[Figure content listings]
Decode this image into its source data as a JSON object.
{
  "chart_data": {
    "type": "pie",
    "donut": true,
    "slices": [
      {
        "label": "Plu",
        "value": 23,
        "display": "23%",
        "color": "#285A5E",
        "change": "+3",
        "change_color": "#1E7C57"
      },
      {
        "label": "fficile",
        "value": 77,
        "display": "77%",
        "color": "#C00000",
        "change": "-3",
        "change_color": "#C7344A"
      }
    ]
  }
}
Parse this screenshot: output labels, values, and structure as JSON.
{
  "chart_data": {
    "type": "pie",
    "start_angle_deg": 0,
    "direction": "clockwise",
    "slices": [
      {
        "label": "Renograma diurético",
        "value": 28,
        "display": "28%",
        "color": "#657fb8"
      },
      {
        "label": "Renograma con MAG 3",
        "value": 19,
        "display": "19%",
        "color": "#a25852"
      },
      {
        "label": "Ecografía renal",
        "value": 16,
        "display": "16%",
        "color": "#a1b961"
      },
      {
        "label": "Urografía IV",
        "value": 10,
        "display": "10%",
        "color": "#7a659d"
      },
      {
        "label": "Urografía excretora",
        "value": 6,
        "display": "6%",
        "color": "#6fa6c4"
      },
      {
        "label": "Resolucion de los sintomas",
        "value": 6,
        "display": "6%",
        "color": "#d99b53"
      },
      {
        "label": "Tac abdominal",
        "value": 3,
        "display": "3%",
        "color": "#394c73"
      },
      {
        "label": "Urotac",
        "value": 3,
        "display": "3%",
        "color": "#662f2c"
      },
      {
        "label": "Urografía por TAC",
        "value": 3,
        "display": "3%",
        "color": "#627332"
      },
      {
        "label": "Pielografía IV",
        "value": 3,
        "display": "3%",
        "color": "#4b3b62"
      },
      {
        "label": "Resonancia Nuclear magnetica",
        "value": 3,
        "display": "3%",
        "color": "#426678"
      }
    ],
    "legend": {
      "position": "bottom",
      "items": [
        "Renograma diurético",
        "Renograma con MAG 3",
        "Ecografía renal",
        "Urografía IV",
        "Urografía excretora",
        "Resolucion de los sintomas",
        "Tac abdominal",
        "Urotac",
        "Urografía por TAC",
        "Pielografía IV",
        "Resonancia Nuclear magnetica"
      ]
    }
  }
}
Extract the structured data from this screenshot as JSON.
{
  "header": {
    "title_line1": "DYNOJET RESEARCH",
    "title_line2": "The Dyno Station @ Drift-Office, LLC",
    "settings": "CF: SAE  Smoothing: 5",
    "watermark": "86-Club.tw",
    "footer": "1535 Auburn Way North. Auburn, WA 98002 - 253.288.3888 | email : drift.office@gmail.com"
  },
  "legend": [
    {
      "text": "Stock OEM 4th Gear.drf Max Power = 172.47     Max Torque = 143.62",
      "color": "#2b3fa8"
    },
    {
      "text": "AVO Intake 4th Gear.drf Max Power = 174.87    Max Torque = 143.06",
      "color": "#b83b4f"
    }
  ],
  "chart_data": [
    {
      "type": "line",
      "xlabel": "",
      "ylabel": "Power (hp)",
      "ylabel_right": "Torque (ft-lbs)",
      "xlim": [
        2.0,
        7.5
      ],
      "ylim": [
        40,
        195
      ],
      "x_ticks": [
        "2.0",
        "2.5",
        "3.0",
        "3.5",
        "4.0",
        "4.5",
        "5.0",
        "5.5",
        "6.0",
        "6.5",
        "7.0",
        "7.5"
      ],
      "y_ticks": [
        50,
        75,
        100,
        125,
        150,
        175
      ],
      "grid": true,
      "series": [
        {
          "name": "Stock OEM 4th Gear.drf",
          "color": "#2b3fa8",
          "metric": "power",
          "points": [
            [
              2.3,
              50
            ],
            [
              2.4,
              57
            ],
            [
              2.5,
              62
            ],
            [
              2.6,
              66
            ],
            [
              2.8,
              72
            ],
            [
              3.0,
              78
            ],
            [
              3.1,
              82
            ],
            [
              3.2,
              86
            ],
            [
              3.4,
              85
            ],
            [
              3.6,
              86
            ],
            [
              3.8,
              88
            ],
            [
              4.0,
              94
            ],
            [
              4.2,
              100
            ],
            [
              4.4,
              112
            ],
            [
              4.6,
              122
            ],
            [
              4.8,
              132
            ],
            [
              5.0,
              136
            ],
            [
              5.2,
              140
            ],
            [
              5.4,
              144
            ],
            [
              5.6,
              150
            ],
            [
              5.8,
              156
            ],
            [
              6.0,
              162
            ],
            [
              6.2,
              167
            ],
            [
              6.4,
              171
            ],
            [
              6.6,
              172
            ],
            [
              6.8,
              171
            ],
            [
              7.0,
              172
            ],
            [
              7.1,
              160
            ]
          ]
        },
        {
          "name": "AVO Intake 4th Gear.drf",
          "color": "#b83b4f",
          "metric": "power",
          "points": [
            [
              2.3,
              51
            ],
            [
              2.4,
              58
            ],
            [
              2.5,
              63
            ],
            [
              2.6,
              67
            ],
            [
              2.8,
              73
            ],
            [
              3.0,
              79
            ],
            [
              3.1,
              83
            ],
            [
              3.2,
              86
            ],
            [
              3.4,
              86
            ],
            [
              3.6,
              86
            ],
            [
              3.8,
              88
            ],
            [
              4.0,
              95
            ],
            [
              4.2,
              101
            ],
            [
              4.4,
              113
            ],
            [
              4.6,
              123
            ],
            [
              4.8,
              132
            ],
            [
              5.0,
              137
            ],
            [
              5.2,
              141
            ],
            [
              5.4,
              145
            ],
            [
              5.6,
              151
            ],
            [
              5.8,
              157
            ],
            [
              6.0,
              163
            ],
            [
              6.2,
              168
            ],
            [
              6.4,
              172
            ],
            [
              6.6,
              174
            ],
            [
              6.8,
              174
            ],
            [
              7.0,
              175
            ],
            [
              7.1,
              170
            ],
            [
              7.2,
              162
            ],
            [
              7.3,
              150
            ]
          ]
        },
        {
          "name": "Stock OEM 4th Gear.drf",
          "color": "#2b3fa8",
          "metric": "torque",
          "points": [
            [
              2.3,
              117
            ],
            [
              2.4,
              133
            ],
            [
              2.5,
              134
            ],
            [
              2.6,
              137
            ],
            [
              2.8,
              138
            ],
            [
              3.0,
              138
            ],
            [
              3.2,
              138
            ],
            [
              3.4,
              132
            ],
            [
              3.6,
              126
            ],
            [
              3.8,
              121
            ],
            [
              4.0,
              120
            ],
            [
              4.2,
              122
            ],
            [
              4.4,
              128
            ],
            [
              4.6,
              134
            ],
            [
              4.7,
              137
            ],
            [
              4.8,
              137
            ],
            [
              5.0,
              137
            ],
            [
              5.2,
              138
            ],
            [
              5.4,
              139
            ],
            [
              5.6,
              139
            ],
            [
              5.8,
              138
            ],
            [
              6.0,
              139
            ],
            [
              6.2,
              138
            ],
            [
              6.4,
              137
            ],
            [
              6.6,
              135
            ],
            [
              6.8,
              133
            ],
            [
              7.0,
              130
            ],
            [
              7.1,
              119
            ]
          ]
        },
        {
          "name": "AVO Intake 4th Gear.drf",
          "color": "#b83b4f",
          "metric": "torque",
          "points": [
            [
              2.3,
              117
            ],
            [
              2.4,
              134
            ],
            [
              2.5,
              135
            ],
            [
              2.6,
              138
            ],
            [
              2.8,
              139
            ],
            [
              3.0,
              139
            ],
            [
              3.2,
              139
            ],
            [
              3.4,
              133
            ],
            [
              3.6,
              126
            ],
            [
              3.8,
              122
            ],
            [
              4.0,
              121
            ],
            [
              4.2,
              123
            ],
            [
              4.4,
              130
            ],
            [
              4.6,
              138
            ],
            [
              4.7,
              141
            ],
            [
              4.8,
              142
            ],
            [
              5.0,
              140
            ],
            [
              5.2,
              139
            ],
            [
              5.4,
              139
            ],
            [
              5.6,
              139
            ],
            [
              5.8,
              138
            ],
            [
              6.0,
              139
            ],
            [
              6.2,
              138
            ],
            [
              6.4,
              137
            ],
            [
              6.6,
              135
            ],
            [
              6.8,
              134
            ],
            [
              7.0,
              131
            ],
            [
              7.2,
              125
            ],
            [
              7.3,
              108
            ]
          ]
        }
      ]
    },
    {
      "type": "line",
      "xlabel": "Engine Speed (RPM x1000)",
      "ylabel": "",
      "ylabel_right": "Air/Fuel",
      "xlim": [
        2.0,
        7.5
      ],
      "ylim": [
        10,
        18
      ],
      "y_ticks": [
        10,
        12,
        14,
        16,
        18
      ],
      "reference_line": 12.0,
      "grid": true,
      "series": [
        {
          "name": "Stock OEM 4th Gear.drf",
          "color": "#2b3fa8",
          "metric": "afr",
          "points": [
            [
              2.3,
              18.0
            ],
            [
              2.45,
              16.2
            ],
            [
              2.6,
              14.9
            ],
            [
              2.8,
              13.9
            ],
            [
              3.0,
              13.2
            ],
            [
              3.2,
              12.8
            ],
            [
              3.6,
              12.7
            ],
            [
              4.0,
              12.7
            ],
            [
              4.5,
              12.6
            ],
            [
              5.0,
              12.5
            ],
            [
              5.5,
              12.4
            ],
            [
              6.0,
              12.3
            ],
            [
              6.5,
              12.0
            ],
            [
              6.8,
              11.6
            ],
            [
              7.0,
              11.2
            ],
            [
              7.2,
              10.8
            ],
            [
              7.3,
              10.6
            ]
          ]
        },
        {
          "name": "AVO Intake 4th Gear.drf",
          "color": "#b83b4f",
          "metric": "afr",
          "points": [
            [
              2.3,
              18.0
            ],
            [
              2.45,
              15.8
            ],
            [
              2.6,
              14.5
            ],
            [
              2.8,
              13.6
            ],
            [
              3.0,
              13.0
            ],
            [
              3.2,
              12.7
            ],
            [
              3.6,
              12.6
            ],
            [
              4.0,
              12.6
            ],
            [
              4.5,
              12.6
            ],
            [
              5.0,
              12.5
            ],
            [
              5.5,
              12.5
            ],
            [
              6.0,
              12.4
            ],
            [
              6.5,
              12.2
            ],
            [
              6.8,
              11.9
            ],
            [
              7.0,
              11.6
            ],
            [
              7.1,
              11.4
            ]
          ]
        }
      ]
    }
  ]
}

Short exercise | For each line above that contains the word "JSON", copy that line.

Exercise output |
Decode this image into its source data as a JSON object.
Parse this screenshot: output labels, values, and structure as JSON.
Extract the structured data from this screenshot as JSON.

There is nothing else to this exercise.